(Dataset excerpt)
————————
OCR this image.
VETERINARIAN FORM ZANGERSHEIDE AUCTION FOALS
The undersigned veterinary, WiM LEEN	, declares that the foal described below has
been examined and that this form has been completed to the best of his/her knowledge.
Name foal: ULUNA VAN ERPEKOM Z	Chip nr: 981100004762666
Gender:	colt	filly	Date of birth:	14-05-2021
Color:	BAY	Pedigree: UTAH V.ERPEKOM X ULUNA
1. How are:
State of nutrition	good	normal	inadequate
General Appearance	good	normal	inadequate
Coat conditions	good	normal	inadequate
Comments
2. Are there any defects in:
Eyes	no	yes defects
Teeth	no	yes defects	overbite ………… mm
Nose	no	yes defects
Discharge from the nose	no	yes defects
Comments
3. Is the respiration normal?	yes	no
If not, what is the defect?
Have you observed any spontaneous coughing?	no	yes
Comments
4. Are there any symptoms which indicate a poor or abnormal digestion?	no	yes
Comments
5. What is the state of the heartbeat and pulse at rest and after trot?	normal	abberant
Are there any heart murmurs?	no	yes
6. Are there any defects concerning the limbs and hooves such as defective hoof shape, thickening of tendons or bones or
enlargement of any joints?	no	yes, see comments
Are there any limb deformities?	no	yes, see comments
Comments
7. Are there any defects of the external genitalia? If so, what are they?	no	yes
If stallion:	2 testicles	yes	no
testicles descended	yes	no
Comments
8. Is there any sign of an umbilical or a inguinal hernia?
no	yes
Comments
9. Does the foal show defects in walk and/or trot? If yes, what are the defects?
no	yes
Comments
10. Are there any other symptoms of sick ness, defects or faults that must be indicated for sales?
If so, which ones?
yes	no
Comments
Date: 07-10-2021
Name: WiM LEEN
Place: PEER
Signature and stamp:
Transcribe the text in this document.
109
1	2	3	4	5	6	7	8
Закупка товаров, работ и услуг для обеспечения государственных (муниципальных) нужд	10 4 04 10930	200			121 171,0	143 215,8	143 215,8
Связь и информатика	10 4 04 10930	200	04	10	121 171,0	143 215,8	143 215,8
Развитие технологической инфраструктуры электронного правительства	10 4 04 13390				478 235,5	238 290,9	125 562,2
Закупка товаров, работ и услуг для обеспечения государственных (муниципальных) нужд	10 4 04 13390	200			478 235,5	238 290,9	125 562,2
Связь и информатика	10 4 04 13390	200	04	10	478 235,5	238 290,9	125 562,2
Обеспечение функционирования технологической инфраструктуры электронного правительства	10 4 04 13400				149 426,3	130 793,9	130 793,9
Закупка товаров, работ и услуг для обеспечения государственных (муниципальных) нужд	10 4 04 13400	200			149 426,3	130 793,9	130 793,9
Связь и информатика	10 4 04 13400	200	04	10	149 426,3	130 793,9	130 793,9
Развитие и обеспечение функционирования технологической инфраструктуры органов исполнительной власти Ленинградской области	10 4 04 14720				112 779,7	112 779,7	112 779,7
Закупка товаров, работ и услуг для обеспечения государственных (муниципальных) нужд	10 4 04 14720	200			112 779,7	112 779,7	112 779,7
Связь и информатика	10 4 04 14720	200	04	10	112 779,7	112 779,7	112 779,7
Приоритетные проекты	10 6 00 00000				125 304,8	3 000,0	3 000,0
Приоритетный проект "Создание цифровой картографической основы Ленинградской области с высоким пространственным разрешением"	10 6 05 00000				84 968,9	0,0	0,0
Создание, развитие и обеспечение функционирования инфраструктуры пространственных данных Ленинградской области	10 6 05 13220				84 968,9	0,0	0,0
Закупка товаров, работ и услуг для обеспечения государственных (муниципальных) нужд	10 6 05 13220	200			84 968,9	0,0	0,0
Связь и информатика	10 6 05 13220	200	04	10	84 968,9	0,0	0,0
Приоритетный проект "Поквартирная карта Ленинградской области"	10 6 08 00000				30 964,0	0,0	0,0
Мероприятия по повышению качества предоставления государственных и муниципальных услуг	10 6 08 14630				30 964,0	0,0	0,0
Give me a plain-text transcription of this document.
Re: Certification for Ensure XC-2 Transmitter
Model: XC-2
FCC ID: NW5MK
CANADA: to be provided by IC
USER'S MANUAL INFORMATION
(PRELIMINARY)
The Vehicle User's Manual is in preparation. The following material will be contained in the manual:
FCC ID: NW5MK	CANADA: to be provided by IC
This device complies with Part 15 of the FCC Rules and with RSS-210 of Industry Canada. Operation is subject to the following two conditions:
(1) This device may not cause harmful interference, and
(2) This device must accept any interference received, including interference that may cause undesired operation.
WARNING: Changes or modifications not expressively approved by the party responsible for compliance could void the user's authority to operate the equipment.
————————
● Required task: Return every line exactly.

● Finished answer:
OCR this image.
VETERINARIAN FORM ZANGERSHEIDE AUCTION FOALS
The undersigned veterinary, WiM LEEN	, declares that the foal described below has
been examined and that this form has been completed to the best of his/her knowledge.
Name foal: ULUNA VAN ERPEKOM Z	Chip nr: 981100004762666
Gender:	colt	filly	Date of birth:	14-05-2021
Color:	BAY	Pedigree: UTAH V.ERPEKOM X ULUNA
1. How are:
State of nutrition	good	normal	inadequate
General Appearance	good	normal	inadequate
Coat conditions	good	normal	inadequate
Comments
2. Are there any defects in:
Eyes	no	yes defects
Teeth	no	yes defects	overbite ………… mm
Nose	no	yes defects
Discharge from the nose	no	yes defects
Comments
3. Is the respiration normal?	yes	no
If not, what is the defect?
Have you observed any spontaneous coughing?	no	yes
Comments
4. Are there any symptoms which indicate a poor or abnormal digestion?	no	yes
Comments
5. What is the state of the heartbeat and pulse at rest and after trot?	normal	abberant
Are there any heart murmurs?	no	yes
6. Are there any defects concerning the limbs and hooves such as defective hoof shape, thickening of tendons or bones or
enlargement of any joints?	no	yes, see comments
Are there any limb deformities?	no	yes, see comments
Comments
7. Are there any defects of the external genitalia? If so, what are they?	no	yes
If stallion:	2 testicles	yes	no
testicles descended	yes	no
Comments
8. Is there any sign of an umbilical or a inguinal hernia?
no	yes
Comments
9. Does the foal show defects in walk and/or trot? If yes, what are the defects?
no	yes
Comments
10. Are there any other symptoms of sick ness, defects or faults that must be indicated for sales?
If so, which ones?
yes	no
Comments
Date: 07-10-2021
Name: WiM LEEN
Place: PEER
Signature and stamp:
Transcribe the text in this document.
109
1	2	3	4	5	6	7	8
Закупка товаров, работ и услуг для обеспечения государственных (муниципальных) нужд	10 4 04 10930	200			121 171,0	143 215,8	143 215,8
Связь и информатика	10 4 04 10930	200	04	10	121 171,0	143 215,8	143 215,8
Развитие технологической инфраструктуры электронного правительства	10 4 04 13390				478 235,5	238 290,9	125 562,2
Закупка товаров, работ и услуг для обеспечения государственных (муниципальных) нужд	10 4 04 13390	200			478 235,5	238 290,9	125 562,2
Связь и информатика	10 4 04 13390	200	04	10	478 235,5	238 290,9	125 562,2
Обеспечение функционирования технологической инфраструктуры электронного правительства	10 4 04 13400				149 426,3	130 793,9	130 793,9
Закупка товаров, работ и услуг для обеспечения государственных (муниципальных) нужд	10 4 04 13400	200			149 426,3	130 793,9	130 793,9
Связь и информатика	10 4 04 13400	200	04	10	149 426,3	130 793,9	130 793,9
Развитие и обеспечение функционирования технологической инфраструктуры органов исполнительной власти Ленинградской области	10 4 04 14720				112 779,7	112 779,7	112 779,7
Закупка товаров, работ и услуг для обеспечения государственных (муниципальных) нужд	10 4 04 14720	200			112 779,7	112 779,7	112 779,7
Связь и информатика	10 4 04 14720	200	04	10	112 779,7	112 779,7	112 779,7
Приоритетные проекты	10 6 00 00000				125 304,8	3 000,0	3 000,0
Приоритетный проект "Создание цифровой картографической основы Ленинградской области с высоким пространственным разрешением"	10 6 05 00000				84 968,9	0,0	0,0
Создание, развитие и обеспечение функционирования инфраструктуры пространственных данных Ленинградской области	10 6 05 13220				84 968,9	0,0	0,0
Закупка товаров, работ и услуг для обеспечения государственных (муниципальных) нужд	10 6 05 13220	200			84 968,9	0,0	0,0
Связь и информатика	10 6 05 13220	200	04	10	84 968,9	0,0	0,0
Приоритетный проект "Поквартирная карта Ленинградской области"	10 6 08 00000				30 964,0	0,0	0,0
Мероприятия по повышению качества предоставления государственных и муниципальных услуг	10 6 08 14630				30 964,0	0,0	0,0
Give me a plain-text transcription of this document.
Re: Certification for Ensure XC-2 Transmitter
Model: XC-2
FCC ID: NW5MK
CANADA: to be provided by IC
USER'S MANUAL INFORMATION
(PRELIMINARY)
The Vehicle User's Manual is in preparation. The following material will be contained in the manual:
FCC ID: NW5MK	CANADA: to be provided by IC
This device complies with Part 15 of the FCC Rules and with RSS-210 of Industry Canada. Operation is subject to the following two conditions:
(1) This device may not cause harmful interference, and
(2) This device must accept any interference received, including interference that may cause undesired operation.
WARNING: Changes or modifications not expressively approved by the party responsible for compliance could void the user's authority to operate the equipment.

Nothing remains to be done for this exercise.